• [PROVIDED RECORDS]
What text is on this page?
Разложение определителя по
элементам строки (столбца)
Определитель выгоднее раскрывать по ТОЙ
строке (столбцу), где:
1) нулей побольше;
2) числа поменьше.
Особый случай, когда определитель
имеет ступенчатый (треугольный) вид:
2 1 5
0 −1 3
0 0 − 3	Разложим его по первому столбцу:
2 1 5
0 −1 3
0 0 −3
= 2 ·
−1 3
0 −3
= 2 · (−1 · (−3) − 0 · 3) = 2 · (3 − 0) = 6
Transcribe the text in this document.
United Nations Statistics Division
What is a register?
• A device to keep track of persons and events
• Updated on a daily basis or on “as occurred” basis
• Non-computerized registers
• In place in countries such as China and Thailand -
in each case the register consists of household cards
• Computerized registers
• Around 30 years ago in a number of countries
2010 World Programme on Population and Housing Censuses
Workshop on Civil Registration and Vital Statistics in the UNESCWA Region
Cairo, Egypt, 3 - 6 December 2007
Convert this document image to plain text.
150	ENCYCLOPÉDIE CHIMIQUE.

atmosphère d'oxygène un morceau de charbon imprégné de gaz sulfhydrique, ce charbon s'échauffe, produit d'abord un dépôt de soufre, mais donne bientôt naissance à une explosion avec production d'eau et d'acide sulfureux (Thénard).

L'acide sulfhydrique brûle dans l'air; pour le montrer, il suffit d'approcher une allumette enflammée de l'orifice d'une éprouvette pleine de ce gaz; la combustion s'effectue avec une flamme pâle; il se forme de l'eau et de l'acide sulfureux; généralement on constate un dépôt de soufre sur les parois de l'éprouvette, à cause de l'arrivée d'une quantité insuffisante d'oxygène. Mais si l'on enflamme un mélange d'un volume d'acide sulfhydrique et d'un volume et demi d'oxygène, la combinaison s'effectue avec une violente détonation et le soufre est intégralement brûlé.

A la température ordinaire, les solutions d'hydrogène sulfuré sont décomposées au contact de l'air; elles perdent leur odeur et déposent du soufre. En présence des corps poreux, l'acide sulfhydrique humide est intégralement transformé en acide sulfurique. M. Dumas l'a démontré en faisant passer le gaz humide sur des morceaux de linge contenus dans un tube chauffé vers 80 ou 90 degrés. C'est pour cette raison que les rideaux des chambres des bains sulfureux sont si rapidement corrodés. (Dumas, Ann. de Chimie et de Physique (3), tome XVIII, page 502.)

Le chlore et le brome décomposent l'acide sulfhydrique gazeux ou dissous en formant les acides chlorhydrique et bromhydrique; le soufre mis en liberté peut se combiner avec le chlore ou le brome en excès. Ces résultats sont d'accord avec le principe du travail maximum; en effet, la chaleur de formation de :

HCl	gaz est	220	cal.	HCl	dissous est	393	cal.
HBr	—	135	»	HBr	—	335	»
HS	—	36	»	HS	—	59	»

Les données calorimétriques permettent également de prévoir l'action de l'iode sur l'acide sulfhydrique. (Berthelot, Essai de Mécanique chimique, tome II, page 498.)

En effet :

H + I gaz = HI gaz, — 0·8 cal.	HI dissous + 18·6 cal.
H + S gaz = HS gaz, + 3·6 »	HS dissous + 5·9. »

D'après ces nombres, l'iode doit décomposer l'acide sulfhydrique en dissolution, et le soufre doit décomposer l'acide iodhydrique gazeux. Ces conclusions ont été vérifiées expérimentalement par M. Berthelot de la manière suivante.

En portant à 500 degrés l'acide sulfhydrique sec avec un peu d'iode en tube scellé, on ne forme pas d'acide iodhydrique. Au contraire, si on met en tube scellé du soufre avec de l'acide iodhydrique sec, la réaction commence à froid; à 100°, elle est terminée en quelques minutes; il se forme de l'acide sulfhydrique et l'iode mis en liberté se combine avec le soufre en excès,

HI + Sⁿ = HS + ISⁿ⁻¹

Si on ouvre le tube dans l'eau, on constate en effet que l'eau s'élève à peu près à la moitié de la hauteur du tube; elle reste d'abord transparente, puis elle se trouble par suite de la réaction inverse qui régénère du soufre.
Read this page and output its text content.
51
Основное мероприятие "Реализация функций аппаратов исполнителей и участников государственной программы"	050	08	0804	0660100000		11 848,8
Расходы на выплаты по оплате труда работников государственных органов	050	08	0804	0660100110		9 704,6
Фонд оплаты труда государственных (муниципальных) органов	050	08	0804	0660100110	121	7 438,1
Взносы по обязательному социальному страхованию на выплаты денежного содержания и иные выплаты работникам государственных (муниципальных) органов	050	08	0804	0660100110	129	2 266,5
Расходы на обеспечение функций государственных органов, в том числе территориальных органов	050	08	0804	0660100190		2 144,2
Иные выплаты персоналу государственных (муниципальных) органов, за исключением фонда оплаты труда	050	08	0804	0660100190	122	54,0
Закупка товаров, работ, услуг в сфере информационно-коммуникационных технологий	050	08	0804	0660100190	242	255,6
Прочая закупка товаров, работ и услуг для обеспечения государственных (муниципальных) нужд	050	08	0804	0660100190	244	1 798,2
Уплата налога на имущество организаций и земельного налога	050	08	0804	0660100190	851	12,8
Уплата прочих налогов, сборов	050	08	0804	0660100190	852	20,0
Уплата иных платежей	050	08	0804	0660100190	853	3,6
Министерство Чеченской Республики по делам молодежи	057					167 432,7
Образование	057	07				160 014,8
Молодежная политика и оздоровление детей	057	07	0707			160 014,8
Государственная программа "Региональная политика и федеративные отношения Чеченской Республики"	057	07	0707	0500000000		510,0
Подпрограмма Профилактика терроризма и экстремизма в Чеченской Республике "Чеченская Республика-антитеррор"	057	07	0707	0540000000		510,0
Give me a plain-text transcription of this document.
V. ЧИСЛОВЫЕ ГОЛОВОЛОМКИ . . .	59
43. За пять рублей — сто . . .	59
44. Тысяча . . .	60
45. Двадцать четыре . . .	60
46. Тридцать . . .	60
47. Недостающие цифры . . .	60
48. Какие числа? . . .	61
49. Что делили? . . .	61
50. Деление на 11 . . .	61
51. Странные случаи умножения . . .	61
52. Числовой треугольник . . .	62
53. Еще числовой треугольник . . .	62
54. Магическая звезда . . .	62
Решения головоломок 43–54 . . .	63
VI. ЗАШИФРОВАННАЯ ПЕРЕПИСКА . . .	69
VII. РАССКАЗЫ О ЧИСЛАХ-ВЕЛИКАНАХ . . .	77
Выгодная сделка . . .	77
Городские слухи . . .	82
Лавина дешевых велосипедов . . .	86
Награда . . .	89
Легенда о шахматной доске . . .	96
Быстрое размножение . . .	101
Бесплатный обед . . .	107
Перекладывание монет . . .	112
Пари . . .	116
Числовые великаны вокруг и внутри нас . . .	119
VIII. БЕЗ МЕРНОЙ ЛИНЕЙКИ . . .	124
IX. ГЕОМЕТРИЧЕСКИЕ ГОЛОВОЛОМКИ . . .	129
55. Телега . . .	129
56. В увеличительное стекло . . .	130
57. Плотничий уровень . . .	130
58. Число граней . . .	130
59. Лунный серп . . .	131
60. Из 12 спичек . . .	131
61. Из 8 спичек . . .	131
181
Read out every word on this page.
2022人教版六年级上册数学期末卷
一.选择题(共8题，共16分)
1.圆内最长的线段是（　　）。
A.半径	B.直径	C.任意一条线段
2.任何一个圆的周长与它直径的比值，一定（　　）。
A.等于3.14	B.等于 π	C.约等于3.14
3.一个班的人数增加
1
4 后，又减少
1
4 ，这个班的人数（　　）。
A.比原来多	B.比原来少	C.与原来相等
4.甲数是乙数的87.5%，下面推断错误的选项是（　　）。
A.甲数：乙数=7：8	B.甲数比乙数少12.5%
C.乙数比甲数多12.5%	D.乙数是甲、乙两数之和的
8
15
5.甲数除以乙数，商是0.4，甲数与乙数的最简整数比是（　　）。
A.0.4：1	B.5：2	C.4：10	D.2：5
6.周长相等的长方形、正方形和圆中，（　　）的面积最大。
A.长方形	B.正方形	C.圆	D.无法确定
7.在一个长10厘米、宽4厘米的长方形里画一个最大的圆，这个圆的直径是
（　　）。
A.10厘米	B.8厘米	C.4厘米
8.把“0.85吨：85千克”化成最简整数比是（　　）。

• [WHAT YOU SHOULD DO] Show the lines of the material that contain the word "réaction".

• [OUTPUT BELOW]
En portant à 500 degrés l'acide sulfhydrique sec avec un peu d'iode en tube scellé, on ne forme pas d'acide iodhydrique. Au contraire, si on met en tube scellé du soufre avec de l'acide iodhydrique sec, la réaction commence à froid; à 100°, elle est terminée en quelques minutes; il se forme de l'acide sulfhydrique et l'iode mis en liberté se combine avec le soufre en excès,
Si on ouvre le tube dans l'eau, on constate en effet que l'eau s'élève à peu près à la moitié de la hauteur du tube; elle reste d'abord transparente, puis elle se trouble par suite de la réaction inverse qui régénère du soufre.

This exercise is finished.